--- Task input ---

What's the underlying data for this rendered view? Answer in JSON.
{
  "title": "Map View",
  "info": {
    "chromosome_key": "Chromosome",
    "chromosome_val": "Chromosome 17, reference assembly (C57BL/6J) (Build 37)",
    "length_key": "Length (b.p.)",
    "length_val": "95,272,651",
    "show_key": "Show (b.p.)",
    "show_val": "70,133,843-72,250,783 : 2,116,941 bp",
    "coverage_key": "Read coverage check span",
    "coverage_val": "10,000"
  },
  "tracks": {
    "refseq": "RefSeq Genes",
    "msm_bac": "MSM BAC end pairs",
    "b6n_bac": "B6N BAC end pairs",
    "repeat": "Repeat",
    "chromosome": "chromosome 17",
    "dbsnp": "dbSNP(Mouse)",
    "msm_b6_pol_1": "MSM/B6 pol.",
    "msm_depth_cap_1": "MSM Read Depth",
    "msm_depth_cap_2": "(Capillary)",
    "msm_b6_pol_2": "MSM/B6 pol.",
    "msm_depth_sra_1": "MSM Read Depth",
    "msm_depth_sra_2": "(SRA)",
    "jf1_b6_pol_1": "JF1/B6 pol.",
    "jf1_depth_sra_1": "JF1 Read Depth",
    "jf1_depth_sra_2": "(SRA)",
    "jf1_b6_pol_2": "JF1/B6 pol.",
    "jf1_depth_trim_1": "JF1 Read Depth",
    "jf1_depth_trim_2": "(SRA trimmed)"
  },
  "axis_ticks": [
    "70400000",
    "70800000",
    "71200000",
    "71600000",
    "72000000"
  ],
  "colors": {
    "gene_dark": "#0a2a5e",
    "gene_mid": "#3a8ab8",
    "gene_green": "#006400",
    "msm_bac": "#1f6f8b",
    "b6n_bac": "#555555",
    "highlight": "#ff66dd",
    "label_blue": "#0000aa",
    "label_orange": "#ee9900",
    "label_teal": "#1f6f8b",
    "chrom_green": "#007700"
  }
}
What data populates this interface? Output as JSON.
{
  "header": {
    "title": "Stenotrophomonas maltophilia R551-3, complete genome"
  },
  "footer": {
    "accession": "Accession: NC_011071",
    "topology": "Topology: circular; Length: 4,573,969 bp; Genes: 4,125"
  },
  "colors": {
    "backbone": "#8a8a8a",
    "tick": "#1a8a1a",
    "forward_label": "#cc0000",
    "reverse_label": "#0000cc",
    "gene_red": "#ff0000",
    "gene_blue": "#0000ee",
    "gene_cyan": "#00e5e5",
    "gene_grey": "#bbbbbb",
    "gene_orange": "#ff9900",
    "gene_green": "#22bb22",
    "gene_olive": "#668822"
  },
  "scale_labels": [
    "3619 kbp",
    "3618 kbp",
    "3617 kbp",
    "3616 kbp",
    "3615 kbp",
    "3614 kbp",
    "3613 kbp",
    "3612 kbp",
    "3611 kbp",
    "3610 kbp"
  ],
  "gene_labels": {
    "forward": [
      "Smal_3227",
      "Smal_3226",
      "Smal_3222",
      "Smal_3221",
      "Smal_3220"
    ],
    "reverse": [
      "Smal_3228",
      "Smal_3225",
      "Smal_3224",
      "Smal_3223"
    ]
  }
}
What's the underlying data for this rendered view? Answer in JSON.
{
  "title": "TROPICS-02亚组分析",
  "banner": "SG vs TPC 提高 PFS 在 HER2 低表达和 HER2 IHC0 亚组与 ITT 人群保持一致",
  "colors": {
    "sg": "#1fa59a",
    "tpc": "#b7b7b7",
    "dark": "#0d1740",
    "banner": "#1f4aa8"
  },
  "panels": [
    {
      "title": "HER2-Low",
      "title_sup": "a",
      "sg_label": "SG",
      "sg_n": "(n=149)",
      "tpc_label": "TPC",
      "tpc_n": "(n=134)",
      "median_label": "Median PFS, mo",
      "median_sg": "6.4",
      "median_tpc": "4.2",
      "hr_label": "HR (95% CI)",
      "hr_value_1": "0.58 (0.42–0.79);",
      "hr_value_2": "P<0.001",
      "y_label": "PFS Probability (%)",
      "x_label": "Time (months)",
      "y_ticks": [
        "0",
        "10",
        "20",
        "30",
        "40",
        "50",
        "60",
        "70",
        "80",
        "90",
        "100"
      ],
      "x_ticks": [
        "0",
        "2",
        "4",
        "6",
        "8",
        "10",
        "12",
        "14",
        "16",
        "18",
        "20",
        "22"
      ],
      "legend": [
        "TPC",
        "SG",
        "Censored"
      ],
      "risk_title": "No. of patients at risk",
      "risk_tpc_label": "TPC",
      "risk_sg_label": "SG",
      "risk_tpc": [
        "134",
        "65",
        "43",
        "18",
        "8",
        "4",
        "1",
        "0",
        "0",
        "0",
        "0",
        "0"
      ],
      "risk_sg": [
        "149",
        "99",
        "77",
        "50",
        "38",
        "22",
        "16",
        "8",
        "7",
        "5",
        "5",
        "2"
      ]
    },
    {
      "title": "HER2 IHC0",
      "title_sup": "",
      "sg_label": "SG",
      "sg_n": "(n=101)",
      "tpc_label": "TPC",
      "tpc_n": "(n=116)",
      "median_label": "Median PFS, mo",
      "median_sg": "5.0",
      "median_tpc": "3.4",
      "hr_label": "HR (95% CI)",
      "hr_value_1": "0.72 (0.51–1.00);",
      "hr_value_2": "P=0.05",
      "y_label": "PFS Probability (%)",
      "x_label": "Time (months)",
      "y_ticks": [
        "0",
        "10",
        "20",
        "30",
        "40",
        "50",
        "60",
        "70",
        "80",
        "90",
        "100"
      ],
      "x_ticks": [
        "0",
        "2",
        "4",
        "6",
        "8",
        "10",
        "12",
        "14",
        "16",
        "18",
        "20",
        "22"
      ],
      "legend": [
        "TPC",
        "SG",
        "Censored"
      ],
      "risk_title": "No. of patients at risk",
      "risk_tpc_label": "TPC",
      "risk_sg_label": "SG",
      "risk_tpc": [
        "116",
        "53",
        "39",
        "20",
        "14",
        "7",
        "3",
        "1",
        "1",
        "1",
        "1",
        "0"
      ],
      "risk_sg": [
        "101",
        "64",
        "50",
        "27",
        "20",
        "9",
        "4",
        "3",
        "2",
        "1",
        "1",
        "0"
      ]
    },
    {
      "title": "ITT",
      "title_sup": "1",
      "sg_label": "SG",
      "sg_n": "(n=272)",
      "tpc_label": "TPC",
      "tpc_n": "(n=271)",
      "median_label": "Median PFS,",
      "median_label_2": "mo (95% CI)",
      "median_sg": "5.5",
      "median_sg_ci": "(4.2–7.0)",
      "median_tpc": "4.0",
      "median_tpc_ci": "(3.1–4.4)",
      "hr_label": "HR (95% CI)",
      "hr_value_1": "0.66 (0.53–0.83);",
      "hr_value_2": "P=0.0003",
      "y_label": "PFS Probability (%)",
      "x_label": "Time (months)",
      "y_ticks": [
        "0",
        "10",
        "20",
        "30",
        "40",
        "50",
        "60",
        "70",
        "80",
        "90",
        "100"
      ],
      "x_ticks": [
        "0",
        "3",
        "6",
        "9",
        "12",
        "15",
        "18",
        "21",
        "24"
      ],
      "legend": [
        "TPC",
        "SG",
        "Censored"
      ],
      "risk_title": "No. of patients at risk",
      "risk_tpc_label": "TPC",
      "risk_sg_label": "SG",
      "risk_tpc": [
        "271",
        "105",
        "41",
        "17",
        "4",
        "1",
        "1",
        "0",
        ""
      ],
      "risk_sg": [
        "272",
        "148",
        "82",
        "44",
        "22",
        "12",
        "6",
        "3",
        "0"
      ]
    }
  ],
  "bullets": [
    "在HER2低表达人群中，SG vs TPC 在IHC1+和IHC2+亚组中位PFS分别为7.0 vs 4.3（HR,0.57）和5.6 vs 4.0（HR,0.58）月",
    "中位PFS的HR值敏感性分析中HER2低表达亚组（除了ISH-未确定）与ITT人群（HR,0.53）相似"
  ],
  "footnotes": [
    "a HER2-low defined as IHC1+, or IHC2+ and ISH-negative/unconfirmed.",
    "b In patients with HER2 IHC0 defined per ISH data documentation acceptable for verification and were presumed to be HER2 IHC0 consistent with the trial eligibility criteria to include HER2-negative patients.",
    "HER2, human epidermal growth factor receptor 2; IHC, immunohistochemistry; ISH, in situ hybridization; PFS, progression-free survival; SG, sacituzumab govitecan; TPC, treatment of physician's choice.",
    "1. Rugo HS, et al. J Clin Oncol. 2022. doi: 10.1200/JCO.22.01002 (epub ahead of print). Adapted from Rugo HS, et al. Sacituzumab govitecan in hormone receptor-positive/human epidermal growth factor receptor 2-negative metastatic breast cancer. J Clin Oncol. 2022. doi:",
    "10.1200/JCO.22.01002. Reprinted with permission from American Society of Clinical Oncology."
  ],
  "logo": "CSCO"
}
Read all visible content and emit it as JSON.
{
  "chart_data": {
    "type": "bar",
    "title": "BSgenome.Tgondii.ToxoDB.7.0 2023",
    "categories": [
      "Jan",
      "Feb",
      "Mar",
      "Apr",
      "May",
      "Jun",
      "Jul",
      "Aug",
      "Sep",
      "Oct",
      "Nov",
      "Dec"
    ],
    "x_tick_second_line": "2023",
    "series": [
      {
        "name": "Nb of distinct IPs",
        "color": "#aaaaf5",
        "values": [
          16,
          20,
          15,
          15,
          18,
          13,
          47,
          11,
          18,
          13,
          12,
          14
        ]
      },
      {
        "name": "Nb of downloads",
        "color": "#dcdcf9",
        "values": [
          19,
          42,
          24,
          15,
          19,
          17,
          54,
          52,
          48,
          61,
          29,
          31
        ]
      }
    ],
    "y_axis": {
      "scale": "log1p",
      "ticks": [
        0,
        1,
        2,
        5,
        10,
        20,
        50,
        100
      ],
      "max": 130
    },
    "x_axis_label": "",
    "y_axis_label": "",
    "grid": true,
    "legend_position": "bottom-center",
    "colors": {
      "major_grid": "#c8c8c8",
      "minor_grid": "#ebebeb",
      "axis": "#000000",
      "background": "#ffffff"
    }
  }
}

---

Each line in the listing above that includes "negative" is to be copied.

_Response for this exercise_.
    "a HER2-low defined as IHC1+, or IHC2+ and ISH-negative/unconfirmed.",
    "b In patients with HER2 IHC0 defined per ISH data documentation acceptable for verification and were presumed to be HER2 IHC0 consistent with the trial eligibility criteria to include HER2-negative patients.",
    "1. Rugo HS, et al. J Clin Oncol. 2022. doi: 10.1200/JCO.22.01002 (epub ahead of print). Adapted from Rugo HS, et al. Sacituzumab govitecan in hormone receptor-positive/human epidermal growth factor receptor 2-negative metastatic breast cancer. J Clin Oncol. 2022. doi:",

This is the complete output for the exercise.